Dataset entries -
———

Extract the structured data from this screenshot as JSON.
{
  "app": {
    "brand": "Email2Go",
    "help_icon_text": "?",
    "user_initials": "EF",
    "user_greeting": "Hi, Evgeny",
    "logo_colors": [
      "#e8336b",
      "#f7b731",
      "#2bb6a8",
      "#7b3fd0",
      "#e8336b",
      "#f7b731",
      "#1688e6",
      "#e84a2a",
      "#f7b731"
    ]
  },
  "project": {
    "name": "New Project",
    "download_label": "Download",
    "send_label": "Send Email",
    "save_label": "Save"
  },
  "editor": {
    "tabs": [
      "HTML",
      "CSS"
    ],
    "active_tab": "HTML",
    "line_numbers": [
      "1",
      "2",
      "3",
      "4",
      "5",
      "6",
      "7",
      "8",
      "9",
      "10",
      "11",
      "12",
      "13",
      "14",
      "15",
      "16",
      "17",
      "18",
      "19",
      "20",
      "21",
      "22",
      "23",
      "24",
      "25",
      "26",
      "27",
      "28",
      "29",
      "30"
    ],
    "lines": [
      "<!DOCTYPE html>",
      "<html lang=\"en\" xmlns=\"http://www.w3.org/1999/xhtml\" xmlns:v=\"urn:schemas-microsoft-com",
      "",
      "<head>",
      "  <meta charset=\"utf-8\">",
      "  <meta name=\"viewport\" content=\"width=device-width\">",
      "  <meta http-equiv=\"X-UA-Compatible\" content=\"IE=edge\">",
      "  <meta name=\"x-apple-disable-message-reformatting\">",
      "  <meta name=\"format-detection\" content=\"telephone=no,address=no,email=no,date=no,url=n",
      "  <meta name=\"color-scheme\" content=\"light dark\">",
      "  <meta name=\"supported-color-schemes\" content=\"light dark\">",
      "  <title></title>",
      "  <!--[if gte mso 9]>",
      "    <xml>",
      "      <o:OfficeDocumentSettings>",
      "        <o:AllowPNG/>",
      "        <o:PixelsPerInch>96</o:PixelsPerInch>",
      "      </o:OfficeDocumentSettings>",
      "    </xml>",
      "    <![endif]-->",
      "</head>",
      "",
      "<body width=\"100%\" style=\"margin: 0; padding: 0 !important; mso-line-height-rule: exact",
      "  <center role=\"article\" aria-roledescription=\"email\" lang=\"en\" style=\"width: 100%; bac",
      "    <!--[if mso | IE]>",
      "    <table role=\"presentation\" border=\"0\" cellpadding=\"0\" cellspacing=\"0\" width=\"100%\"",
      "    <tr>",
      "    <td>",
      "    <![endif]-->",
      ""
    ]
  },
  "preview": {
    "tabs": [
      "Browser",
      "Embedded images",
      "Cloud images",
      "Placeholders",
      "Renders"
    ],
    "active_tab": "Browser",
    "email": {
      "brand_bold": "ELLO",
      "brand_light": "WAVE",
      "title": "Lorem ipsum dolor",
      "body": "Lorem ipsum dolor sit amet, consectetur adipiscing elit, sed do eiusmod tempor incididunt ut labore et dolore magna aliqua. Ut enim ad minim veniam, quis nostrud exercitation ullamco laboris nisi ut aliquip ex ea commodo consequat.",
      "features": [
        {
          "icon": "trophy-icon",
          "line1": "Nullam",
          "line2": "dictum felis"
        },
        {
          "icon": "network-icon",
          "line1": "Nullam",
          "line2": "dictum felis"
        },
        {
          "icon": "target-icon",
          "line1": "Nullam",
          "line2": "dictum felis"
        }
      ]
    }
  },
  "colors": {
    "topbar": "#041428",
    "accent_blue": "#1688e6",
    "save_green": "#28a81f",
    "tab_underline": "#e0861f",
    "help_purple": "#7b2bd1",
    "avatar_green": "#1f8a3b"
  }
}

———

WORK TASK -
Copy each record exactly, leaving nothing out.

WRITTEN ANSWER -
Extract the structured data from this screenshot as JSON.
{
  "app": {
    "brand": "Email2Go",
    "help_icon_text": "?",
    "user_initials": "EF",
    "user_greeting": "Hi, Evgeny",
    "logo_colors": [
      "#e8336b",
      "#f7b731",
      "#2bb6a8",
      "#7b3fd0",
      "#e8336b",
      "#f7b731",
      "#1688e6",
      "#e84a2a",
      "#f7b731"
    ]
  },
  "project": {
    "name": "New Project",
    "download_label": "Download",
    "send_label": "Send Email",
    "save_label": "Save"
  },
  "editor": {
    "tabs": [
      "HTML",
      "CSS"
    ],
    "active_tab": "HTML",
    "line_numbers": [
      "1",
      "2",
      "3",
      "4",
      "5",
      "6",
      "7",
      "8",
      "9",
      "10",
      "11",
      "12",
      "13",
      "14",
      "15",
      "16",
      "17",
      "18",
      "19",
      "20",
      "21",
      "22",
      "23",
      "24",
      "25",
      "26",
      "27",
      "28",
      "29",
      "30"
    ],
    "lines": [
      "<!DOCTYPE html>",
      "<html lang=\"en\" xmlns=\"http://www.w3.org/1999/xhtml\" xmlns:v=\"urn:schemas-microsoft-com",
      "",
      "<head>",
      "  <meta charset=\"utf-8\">",
      "  <meta name=\"viewport\" content=\"width=device-width\">",
      "  <meta http-equiv=\"X-UA-Compatible\" content=\"IE=edge\">",
      "  <meta name=\"x-apple-disable-message-reformatting\">",
      "  <meta name=\"format-detection\" content=\"telephone=no,address=no,email=no,date=no,url=n",
      "  <meta name=\"color-scheme\" content=\"light dark\">",
      "  <meta name=\"supported-color-schemes\" content=\"light dark\">",
      "  <title></title>",
      "  <!--[if gte mso 9]>",
      "    <xml>",
      "      <o:OfficeDocumentSettings>",
      "        <o:AllowPNG/>",
      "        <o:PixelsPerInch>96</o:PixelsPerInch>",
      "      </o:OfficeDocumentSettings>",
      "    </xml>",
      "    <![endif]-->",
      "</head>",
      "",
      "<body width=\"100%\" style=\"margin: 0; padding: 0 !important; mso-line-height-rule: exact",
      "  <center role=\"article\" aria-roledescription=\"email\" lang=\"en\" style=\"width: 100%; bac",
      "    <!--[if mso | IE]>",
      "    <table role=\"presentation\" border=\"0\" cellpadding=\"0\" cellspacing=\"0\" width=\"100%\"",
      "    <tr>",
      "    <td>",
      "    <![endif]-->",
      ""
    ]
  },
  "preview": {
    "tabs": [
      "Browser",
      "Embedded images",
      "Cloud images",
      "Placeholders",
      "Renders"
    ],
    "active_tab": "Browser",
    "email": {
      "brand_bold": "ELLO",
      "brand_light": "WAVE",
      "title": "Lorem ipsum dolor",
      "body": "Lorem ipsum dolor sit amet, consectetur adipiscing elit, sed do eiusmod tempor incididunt ut labore et dolore magna aliqua. Ut enim ad minim veniam, quis nostrud exercitation ullamco laboris nisi ut aliquip ex ea commodo consequat.",
      "features": [
        {
          "icon": "trophy-icon",
          "line1": "Nullam",
          "line2": "dictum felis"
        },
        {
          "icon": "network-icon",
          "line1": "Nullam",
          "line2": "dictum felis"
        },
        {
          "icon": "target-icon",
          "line1": "Nullam",
          "line2": "dictum felis"
        }
      ]
    }
  },
  "colors": {
    "topbar": "#041428",
    "accent_blue": "#1688e6",
    "save_green": "#28a81f",
    "tab_underline": "#e0861f",
    "help_purple": "#7b2bd1",
    "avatar_green": "#1f8a3b"
  }
}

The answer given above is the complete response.